Nos députés connaissent-ils notre profession ? Quand les politiques manquent de cohérence, les décisions peuvent avoir de graves conséquences pour la qualité des soins, le suivi des compétences professionnelles, la régulation, le respect de l’indépendance et des règles professionnelle, mais également sur le contrôle de l’accès à la profession, points forts des actions de l’ordre.
Sur les 28 pays de l’Union Européenne, 19 disposent d’Ordres infirmiers. Quelle serait la spécificité française ? La même que celle qui a obligé l’infirmier formée en trois ans depuis 1981, à attendre 2009 pour obtenir la reconnaissance d’un grade de Licence ? Et ce alors que la France y était acculée par l’Union Européenne, étant un des trois derniers pays à ne pas être entré dans le système LMD (Licence-Master-Doctorat) créé en 1999 ?
Vouloir abroger l’Ordre des Infirmiers, c’est souhaiter réduire l’infirmière à une simple exécutante. L’Ordre n’est financé que par l’argent des cotisations de ses membres : il est libre, autonome, indépendant. Avec 168.000 inscrits, il est le deuxième Ordre français. La réforme des études a été mise en place l’année de son installation. Aujourd’hui la pratique avancée fait enfin l’objet d’un projet en France. C’est dans ce même temps que l’on souhaite priver la profession de son porte voix. Un hasard ? Certes non !
L’Ordre est une structure institutionnelle qui affirme nos compétences autonomes pour rappeler aux décideurs institutionnels, que l’approche humaine de la relation avec le patient et son entourage est aussi importante que la technicité croissante de la santé.Soigner, c’est refuser une relation infantilisante et paternaliste, c’est aider celui qui souffre à sortir de son isolement, à bâtir un projet de vie compatible avec son état. Depuis la révolution pasteurienne, et le passage de la médecine hippocratique à la médecine scientifique, la profession infirmière a recouru de plus en plus à la technique, suivant en cela les progrès de la médecine, et la modernisation des structures de soins. Dans le même temps, elle a su conserver ce qui fait sa spécificité, c’est-à-dire une relation humaine très profonde, et de tous les instants, avec les patients, liée à la permanence des soins.
_____
# OBJECTIF DE L'EXERCICE:
Poursuivez le texte consacré à l'Ordre des infirmiers en reprenant après sa dernière phrase. Les lignes ci-dessous proviennent d'une autre source.

# EXTRAITS DE DONNÉES:
_____
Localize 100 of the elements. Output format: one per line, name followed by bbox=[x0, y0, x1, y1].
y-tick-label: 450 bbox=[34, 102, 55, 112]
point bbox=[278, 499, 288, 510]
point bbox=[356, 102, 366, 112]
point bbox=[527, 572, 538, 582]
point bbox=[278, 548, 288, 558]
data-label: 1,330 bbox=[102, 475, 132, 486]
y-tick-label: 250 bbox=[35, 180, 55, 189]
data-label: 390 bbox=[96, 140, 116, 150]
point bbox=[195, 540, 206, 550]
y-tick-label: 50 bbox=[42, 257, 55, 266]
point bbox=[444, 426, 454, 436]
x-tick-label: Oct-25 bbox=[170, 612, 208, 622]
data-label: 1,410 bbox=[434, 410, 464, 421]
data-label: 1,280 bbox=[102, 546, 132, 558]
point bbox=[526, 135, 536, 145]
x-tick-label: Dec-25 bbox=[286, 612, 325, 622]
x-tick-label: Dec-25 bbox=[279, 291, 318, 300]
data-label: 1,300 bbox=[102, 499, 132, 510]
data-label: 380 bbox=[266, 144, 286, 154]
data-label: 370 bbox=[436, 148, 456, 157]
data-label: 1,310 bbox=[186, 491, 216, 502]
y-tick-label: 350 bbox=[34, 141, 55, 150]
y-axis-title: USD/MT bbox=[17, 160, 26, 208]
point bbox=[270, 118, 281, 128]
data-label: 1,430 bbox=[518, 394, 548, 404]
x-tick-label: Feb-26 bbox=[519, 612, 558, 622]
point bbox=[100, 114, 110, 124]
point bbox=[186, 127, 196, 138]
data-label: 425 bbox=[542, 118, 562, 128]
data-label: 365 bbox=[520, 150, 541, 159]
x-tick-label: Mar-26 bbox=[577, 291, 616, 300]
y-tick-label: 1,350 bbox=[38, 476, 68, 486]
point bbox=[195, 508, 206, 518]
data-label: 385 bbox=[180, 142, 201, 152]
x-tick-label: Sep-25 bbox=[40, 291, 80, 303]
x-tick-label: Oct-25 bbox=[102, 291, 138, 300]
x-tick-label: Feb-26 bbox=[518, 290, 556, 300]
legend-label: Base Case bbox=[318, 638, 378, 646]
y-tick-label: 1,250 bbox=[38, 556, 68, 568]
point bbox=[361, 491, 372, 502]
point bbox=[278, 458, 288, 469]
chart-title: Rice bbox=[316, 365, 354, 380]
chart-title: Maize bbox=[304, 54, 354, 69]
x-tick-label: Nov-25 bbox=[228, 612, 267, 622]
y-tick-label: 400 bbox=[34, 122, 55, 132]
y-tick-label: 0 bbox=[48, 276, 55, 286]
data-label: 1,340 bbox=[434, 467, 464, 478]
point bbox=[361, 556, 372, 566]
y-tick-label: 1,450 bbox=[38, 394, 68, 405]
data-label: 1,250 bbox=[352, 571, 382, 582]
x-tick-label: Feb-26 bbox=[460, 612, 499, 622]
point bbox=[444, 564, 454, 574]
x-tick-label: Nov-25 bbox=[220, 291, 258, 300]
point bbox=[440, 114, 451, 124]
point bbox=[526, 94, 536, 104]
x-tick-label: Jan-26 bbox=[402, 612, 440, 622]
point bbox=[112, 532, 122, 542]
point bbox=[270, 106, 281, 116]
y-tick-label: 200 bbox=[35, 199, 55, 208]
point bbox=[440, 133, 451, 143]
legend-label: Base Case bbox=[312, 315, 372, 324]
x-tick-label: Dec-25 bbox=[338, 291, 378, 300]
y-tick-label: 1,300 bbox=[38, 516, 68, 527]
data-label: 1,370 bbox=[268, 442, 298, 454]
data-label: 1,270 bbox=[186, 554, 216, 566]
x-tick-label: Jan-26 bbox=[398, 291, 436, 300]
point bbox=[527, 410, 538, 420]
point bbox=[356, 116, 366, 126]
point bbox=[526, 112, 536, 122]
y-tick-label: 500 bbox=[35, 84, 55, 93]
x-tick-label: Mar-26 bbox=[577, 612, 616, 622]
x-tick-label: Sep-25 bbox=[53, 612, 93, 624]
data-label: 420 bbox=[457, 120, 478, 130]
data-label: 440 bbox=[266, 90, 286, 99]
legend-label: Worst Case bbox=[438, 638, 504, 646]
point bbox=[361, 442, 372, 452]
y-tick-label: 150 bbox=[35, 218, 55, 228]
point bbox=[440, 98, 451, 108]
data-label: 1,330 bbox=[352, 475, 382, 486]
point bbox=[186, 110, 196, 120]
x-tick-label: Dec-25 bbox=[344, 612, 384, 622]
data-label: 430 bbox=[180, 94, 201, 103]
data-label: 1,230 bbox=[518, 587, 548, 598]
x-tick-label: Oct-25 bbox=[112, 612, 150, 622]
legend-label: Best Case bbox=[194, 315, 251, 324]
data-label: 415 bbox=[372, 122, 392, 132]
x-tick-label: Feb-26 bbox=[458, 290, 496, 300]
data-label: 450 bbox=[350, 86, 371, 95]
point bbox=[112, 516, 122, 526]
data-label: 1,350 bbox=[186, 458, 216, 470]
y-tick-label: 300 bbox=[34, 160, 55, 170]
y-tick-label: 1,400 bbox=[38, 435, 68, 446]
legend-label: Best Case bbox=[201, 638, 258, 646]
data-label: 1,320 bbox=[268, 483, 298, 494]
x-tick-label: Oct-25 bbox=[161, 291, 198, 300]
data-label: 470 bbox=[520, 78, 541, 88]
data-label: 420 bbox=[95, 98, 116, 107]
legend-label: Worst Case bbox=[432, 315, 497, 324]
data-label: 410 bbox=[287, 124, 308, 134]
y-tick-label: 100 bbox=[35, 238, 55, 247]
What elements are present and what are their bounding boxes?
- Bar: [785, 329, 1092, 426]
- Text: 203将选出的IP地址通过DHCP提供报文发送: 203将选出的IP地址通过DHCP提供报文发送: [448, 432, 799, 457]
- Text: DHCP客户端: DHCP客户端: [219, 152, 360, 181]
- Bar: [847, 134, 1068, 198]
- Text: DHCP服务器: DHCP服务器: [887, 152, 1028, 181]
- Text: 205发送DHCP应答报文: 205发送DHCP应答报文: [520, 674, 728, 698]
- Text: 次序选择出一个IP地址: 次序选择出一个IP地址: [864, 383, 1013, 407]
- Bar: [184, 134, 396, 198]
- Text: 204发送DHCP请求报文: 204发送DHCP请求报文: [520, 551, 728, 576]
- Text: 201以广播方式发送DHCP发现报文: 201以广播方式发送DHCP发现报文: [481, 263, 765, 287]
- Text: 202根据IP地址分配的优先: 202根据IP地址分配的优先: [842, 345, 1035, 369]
_____
# RÉPONSE RÉDIGÉE:
Face à la montée des soins aux personnes du quatrième âge avec perte d’autonomie, au développement de la prévention et du dépistage des maladies chroniques, le secteur de la santé posera des problèmes d’organisation et d’éthique toujours plus complexes. L’un des rôles de l’Ordre des infirmiers est de servir de garde-fou face à la tentation du contrôle économique entrainant des restrictions de soins individuels, au nom d’une vision macroéconomique des dépenses de santé publique, comme dans les pays anglo-saxons. Les personnes malades sont par définition plus vulnérables, aussi les infirmières se doivent d’être en première ligne pour affirmer que seuls les besoins des malades doivent déterminer le type et le coût des traitements.
C’est pourquoi il est intolérable de vouloir abroger l’Ordre des Infirmiers. Le Collège Infirmier Français sait pouvoir compter sur les sénateurs pour faire preuve de sagesse afin de maintenir un Ordre des Infirmiers, au service de la population et de la profession.
Marie-Claude GASTE, Présidente du CIF, 06.43.03.28.01
Le Collège Infirmier Français (CIF) est composé de 17 personnes morales représentatives de la profession infirmière (salariée, libérale, académique, formation initiale et continue, santé au travail, santé scolaire, spécialités IADE, IBODE, puéricultrices, etc.). Il a pour but d’apporter la meilleure réponse aux besoins de santé de la population, dans une vision positive et innovante de la profession infirmière.